◆ Problem to work on: Report all lines from the entries below in which "other" appears.

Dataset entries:
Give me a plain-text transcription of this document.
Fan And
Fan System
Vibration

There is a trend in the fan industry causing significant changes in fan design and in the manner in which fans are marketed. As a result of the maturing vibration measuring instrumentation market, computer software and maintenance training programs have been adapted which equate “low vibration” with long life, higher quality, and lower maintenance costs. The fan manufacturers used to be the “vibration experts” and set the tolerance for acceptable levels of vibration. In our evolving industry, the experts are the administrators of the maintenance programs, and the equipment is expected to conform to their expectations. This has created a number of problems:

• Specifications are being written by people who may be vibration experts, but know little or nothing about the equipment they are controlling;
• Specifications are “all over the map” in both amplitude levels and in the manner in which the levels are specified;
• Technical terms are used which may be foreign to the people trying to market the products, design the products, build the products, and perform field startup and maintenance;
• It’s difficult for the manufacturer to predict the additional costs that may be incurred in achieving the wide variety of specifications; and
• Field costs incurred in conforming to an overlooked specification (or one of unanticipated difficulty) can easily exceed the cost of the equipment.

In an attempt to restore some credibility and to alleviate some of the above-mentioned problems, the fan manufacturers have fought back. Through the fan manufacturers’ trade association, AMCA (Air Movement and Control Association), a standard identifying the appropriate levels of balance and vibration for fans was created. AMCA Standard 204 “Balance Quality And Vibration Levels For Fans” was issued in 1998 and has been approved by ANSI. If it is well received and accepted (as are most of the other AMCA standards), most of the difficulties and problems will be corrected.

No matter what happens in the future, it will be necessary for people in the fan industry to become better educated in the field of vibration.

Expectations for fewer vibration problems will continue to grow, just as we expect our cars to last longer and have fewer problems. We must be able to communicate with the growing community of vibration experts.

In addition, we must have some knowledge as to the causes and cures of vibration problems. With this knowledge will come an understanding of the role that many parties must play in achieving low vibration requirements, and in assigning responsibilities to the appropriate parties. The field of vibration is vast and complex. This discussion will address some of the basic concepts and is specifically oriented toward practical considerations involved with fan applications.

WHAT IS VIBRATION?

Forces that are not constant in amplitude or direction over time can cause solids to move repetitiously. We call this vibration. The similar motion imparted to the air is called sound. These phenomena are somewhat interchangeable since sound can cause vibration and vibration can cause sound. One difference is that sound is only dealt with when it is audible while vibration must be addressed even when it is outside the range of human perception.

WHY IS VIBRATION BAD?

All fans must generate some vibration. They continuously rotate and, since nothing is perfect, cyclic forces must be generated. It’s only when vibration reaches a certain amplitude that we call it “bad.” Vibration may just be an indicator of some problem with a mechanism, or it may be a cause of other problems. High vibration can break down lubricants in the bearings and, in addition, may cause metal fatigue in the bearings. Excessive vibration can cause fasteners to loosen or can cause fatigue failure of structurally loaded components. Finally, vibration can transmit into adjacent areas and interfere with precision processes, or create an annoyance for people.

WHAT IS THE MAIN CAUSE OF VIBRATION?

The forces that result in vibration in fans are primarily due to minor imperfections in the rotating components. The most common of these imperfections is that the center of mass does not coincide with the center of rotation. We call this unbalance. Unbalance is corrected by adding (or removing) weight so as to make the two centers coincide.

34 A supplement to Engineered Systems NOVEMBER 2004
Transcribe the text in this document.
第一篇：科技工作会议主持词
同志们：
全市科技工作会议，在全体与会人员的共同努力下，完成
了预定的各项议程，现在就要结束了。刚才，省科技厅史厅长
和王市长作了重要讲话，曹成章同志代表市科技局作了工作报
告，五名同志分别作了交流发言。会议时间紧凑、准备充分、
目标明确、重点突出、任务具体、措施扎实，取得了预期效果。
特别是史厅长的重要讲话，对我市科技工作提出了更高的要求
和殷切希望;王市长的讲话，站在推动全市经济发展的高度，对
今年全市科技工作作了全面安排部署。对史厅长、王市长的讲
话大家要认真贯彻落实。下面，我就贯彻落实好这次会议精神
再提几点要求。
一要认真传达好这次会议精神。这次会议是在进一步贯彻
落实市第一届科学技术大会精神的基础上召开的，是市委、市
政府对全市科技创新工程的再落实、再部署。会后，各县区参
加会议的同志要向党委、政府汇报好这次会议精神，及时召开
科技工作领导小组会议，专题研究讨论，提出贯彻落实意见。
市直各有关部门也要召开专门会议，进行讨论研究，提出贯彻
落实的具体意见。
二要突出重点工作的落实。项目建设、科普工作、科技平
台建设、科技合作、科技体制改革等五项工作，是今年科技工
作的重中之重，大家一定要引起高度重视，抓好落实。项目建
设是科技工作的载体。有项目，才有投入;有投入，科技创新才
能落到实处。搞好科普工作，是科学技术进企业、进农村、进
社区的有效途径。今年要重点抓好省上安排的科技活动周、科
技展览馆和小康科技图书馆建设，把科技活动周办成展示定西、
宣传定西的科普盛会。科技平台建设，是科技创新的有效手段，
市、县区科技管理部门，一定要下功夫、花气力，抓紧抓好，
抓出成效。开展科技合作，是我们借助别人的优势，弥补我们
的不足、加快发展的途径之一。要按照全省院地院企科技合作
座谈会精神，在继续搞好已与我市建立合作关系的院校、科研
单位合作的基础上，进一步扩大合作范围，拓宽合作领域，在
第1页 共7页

◆ Result of the exercise:
In an attempt to restore some credibility and to alleviate some of the above-mentioned problems, the fan manufacturers have fought back. Through the fan manufacturers’ trade association, AMCA (Air Movement and Control Association), a standard identifying the appropriate levels of balance and vibration for fans was created. AMCA Standard 204 “Balance Quality And Vibration Levels For Fans” was issued in 1998 and has been approved by ANSI. If it is well received and accepted (as are most of the other AMCA standards), most of the difficulties and problems will be corrected.
All fans must generate some vibration. They continuously rotate and, since nothing is perfect, cyclic forces must be generated. It’s only when vibration reaches a certain amplitude that we call it “bad.” Vibration may just be an indicator of some problem with a mechanism, or it may be a cause of other problems. High vibration can break down lubricants in the bearings and, in addition, may cause metal fatigue in the bearings. Excessive vibration can cause fasteners to loosen or can cause fatigue failure of structurally loaded components. Finally, vibration can transmit into adjacent areas and interfere with precision processes, or create an annoyance for people.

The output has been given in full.